[Exercise instructions]
Only the text is wanted; write out each record below exactly and exclude all pictures.

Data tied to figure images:

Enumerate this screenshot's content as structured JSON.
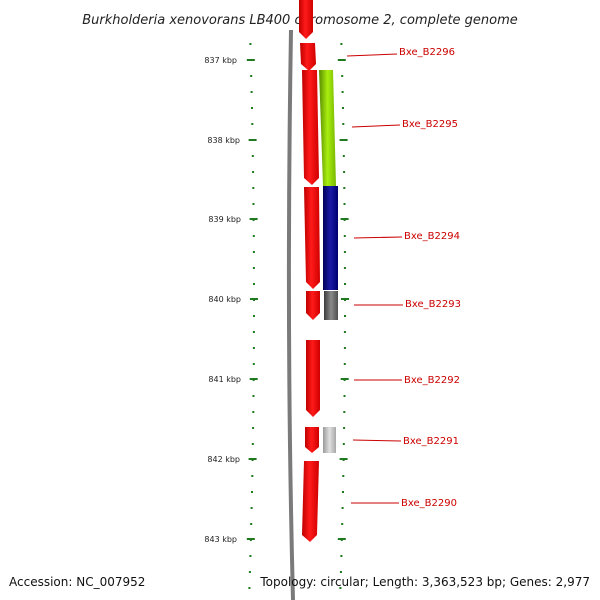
{
  "title": "Burkholderia xenovorans LB400 chromosome 2, complete genome",
  "footer": {
    "accession": "Accession: NC_007952",
    "summary": "Topology: circular; Length: 3,363,523 bp; Genes: 2,977"
  },
  "scale": {
    "labels": [
      "837 kbp",
      "838 kbp",
      "839 kbp",
      "840 kbp",
      "841 kbp",
      "842 kbp",
      "843 kbp"
    ]
  },
  "colors": {
    "backbone": "#7a7a7a",
    "forward_strand": "#ff0000",
    "tick": "#1f7a1f",
    "label": "#cc0000",
    "cog_green": "#8fd400",
    "cog_blue": "#0a0a8c",
    "cog_gray_dark": "#606060",
    "cog_gray_light": "#b8b8b8"
  },
  "genes": [
    {
      "label": "Bxe_B2296",
      "color": "#ff0000"
    },
    {
      "label": "Bxe_B2295",
      "color": "#ff0000"
    },
    {
      "label": "Bxe_B2294",
      "color": "#ff0000"
    },
    {
      "label": "Bxe_B2293",
      "color": "#ff0000"
    },
    {
      "label": "Bxe_B2292",
      "color": "#ff0000"
    },
    {
      "label": "Bxe_B2291",
      "color": "#ff0000"
    },
    {
      "label": "Bxe_B2290",
      "color": "#ff0000"
    }
  ]
}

[Expected answer]
Enumerate this screenshot's content as structured JSON.
{
  "title": "Burkholderia xenovorans LB400 chromosome 2, complete genome",
  "footer": {
    "accession": "Accession: NC_007952",
    "summary": "Topology: circular; Length: 3,363,523 bp; Genes: 2,977"
  },
  "scale": {
    "labels": [
      "837 kbp",
      "838 kbp",
      "839 kbp",
      "840 kbp",
      "841 kbp",
      "842 kbp",
      "843 kbp"
    ]
  },
  "colors": {
    "backbone": "#7a7a7a",
    "forward_strand": "#ff0000",
    "tick": "#1f7a1f",
    "label": "#cc0000",
    "cog_green": "#8fd400",
    "cog_blue": "#0a0a8c",
    "cog_gray_dark": "#606060",
    "cog_gray_light": "#b8b8b8"
  },
  "genes": [
    {
      "label": "Bxe_B2296",
      "color": "#ff0000"
    },
    {
      "label": "Bxe_B2295",
      "color": "#ff0000"
    },
    {
      "label": "Bxe_B2294",
      "color": "#ff0000"
    },
    {
      "label": "Bxe_B2293",
      "color": "#ff0000"
    },
    {
      "label": "Bxe_B2292",
      "color": "#ff0000"
    },
    {
      "label": "Bxe_B2291",
      "color": "#ff0000"
    },
    {
      "label": "Bxe_B2290",
      "color": "#ff0000"
    }
  ]
}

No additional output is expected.